§ **Exercise description**: Output exactly the lines from the line with "Give me the" through the end of the records below. Include nothing else.

────

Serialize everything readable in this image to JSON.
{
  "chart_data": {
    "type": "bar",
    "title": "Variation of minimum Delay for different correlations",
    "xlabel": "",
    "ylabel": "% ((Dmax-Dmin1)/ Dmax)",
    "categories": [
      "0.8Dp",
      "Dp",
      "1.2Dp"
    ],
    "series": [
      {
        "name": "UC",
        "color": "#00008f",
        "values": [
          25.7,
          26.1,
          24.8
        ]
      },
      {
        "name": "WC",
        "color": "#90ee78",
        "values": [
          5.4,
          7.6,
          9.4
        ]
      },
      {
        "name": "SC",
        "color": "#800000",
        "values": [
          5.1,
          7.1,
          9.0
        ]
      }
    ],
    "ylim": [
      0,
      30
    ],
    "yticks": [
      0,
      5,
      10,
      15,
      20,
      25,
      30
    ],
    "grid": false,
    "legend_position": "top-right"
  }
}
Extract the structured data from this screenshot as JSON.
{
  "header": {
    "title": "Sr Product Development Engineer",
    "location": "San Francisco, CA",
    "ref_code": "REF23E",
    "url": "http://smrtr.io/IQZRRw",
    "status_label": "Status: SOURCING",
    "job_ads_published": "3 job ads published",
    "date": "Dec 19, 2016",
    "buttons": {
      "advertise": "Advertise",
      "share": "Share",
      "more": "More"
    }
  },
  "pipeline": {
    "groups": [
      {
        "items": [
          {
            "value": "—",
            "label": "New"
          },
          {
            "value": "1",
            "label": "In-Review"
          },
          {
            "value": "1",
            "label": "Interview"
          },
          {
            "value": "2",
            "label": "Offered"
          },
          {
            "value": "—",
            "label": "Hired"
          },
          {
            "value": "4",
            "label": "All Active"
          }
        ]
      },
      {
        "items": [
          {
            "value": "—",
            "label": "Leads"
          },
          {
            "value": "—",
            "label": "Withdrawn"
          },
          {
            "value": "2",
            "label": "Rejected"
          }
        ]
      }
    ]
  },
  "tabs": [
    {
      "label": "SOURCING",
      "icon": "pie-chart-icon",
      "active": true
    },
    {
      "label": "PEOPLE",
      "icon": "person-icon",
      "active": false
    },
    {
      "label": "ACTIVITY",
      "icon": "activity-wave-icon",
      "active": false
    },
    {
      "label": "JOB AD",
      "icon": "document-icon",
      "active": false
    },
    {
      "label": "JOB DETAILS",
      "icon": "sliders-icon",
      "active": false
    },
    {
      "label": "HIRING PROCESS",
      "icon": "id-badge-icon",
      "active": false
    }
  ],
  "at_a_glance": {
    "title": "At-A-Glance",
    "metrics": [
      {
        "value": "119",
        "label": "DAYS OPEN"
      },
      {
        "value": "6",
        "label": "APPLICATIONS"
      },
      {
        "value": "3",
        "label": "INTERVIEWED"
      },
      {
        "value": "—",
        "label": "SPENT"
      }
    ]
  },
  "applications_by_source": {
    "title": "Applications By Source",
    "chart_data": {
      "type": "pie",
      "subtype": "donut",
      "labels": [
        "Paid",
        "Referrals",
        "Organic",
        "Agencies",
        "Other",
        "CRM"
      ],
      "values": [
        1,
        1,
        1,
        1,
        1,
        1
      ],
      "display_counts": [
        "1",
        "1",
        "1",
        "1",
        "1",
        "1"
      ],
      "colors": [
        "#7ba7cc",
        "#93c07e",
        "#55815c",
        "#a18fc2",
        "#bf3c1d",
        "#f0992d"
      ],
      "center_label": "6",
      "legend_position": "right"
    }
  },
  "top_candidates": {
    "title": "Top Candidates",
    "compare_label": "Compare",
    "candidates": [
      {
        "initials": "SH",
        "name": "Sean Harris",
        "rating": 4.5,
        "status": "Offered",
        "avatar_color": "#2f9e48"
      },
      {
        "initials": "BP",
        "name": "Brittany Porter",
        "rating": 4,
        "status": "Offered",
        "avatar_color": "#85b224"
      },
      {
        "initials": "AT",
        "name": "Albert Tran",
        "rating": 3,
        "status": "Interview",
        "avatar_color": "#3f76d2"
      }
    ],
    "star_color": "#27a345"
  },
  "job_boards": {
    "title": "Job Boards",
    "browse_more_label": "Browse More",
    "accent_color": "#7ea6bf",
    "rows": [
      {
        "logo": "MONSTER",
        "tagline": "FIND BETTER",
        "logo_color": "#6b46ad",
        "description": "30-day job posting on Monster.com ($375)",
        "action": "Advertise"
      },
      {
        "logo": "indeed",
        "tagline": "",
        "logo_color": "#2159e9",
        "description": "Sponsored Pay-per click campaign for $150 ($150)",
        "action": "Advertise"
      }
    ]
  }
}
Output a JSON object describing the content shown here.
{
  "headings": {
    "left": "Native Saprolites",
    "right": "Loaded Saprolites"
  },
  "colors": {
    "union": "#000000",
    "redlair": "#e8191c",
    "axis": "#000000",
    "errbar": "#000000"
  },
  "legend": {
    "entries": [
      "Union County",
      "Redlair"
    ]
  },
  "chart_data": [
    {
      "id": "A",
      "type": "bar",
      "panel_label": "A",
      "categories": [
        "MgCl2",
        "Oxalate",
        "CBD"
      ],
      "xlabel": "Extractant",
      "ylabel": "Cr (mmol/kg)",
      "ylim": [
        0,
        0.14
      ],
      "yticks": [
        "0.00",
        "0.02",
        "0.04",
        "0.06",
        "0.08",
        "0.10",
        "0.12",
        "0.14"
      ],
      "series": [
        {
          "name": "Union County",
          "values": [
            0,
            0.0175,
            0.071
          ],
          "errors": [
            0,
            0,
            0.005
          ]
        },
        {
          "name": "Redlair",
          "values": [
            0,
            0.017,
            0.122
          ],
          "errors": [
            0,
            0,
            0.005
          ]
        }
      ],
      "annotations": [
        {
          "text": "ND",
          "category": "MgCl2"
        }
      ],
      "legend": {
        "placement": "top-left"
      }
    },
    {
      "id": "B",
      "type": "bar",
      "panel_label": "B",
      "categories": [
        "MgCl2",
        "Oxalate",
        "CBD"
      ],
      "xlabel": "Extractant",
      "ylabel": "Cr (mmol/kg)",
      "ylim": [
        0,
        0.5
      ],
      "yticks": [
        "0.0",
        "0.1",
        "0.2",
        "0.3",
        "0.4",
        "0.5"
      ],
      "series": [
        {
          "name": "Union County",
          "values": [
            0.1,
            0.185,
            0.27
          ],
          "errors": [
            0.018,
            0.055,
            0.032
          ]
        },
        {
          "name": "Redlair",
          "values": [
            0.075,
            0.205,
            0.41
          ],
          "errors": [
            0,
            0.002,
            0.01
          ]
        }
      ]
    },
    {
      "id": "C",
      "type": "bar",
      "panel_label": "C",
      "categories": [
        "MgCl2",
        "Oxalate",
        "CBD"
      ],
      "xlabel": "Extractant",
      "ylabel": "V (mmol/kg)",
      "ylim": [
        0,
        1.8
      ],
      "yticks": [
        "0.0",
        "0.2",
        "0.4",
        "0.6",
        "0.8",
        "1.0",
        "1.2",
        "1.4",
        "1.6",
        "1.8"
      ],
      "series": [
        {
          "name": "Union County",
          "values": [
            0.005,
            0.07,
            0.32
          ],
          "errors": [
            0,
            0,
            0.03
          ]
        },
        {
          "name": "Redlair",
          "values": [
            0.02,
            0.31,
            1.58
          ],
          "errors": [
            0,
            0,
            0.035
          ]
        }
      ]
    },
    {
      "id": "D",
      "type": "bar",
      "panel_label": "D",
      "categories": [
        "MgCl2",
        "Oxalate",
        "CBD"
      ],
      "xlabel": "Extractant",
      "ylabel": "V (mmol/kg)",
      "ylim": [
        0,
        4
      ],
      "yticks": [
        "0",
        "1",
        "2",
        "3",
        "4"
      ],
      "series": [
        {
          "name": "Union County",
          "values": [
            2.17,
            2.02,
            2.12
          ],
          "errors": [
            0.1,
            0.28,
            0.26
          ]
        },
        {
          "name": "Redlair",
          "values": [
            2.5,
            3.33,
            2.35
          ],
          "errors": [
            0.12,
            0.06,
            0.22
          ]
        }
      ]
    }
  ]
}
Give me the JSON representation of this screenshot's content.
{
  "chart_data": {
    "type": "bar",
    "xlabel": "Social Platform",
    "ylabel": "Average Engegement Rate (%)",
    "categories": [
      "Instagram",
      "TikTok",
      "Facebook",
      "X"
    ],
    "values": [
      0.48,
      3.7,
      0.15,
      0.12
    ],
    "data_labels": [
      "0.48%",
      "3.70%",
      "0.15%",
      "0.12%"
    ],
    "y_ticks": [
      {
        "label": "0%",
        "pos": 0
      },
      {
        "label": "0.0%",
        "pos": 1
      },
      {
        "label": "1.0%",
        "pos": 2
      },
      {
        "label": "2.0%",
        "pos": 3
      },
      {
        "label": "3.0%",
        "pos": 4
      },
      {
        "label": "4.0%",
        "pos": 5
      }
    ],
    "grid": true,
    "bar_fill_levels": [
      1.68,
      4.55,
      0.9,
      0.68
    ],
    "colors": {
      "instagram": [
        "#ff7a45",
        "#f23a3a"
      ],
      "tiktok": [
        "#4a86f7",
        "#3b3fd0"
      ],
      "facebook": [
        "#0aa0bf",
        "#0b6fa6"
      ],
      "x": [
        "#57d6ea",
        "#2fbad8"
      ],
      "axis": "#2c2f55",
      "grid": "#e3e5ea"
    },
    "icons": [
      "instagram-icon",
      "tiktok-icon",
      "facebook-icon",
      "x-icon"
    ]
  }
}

────

§ **Answer to this exercise**:
Give me the JSON representation of this screenshot's content.
{
  "chart_data": {
    "type": "bar",
    "xlabel": "Social Platform",
    "ylabel": "Average Engegement Rate (%)",
    "categories": [
      "Instagram",
      "TikTok",
      "Facebook",
      "X"
    ],
    "values": [
      0.48,
      3.7,
      0.15,
      0.12
    ],
    "data_labels": [
      "0.48%",
      "3.70%",
      "0.15%",
      "0.12%"
    ],
    "y_ticks": [
      {
        "label": "0%",
        "pos": 0
      },
      {
        "label": "0.0%",
        "pos": 1
      },
      {
        "label": "1.0%",
        "pos": 2
      },
      {
        "label": "2.0%",
        "pos": 3
      },
      {
        "label": "3.0%",
        "pos": 4
      },
      {
        "label": "4.0%",
        "pos": 5
      }
    ],
    "grid": true,
    "bar_fill_levels": [
      1.68,
      4.55,
      0.9,
      0.68
    ],
    "colors": {
      "instagram": [
        "#ff7a45",
        "#f23a3a"
      ],
      "tiktok": [
        "#4a86f7",
        "#3b3fd0"
      ],
      "facebook": [
        "#0aa0bf",
        "#0b6fa6"
      ],
      "x": [
        "#57d6ea",
        "#2fbad8"
      ],
      "axis": "#2c2f55",
      "grid": "#e3e5ea"
    },
    "icons": [
      "instagram-icon",
      "tiktok-icon",
      "facebook-icon",
      "x-icon"
    ]
  }
}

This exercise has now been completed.